EXERCISE REQUIREMENTS =
For each line that holds "Объемы", copy the line out.

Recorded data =

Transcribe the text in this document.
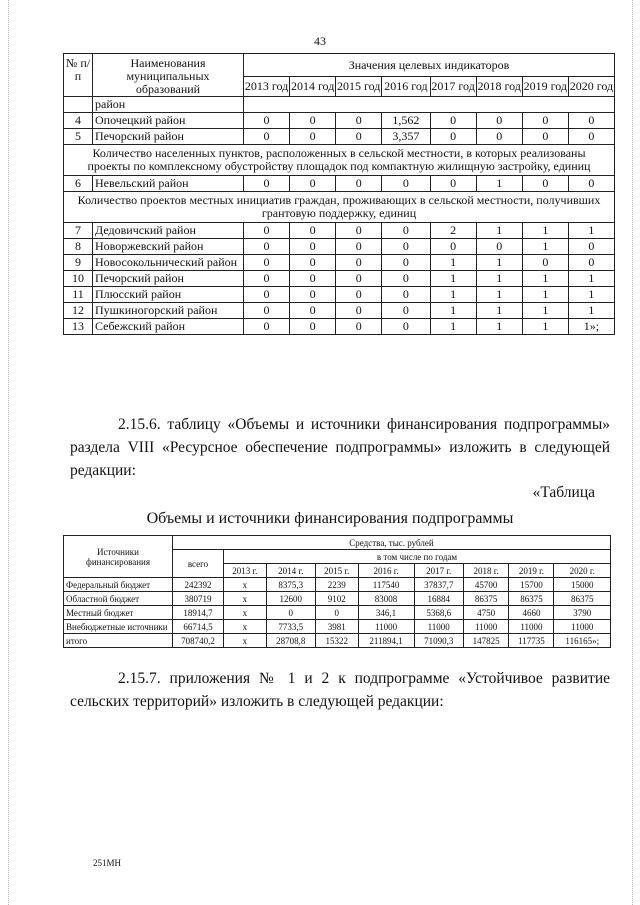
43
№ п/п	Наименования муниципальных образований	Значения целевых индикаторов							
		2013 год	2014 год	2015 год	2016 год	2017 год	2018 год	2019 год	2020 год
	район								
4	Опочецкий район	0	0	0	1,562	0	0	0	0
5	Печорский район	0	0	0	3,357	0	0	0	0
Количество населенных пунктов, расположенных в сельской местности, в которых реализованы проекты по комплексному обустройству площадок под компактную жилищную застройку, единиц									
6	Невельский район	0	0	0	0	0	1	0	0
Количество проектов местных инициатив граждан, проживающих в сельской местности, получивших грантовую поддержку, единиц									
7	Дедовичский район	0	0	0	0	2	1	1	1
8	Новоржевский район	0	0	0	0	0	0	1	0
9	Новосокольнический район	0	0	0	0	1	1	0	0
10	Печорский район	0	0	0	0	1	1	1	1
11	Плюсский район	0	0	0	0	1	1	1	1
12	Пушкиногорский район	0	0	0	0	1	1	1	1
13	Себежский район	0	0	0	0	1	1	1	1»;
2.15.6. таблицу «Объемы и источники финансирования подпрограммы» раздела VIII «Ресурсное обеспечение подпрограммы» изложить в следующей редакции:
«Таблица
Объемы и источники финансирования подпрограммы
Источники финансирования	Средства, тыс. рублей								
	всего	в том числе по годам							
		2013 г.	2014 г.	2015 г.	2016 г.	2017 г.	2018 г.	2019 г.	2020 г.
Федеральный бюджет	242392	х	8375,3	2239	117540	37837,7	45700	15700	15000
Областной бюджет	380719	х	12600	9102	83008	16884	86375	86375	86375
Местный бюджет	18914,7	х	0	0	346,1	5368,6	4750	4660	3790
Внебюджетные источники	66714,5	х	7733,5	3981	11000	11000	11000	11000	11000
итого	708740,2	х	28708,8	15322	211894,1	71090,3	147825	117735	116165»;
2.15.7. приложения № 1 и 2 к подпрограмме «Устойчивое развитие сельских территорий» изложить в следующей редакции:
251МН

RESPONSE =
2.15.6. таблицу «Объемы и источники финансирования подпрограммы» раздела VIII «Ресурсное обеспечение подпрограммы» изложить в следующей редакции:
Объемы и источники финансирования подпрограммы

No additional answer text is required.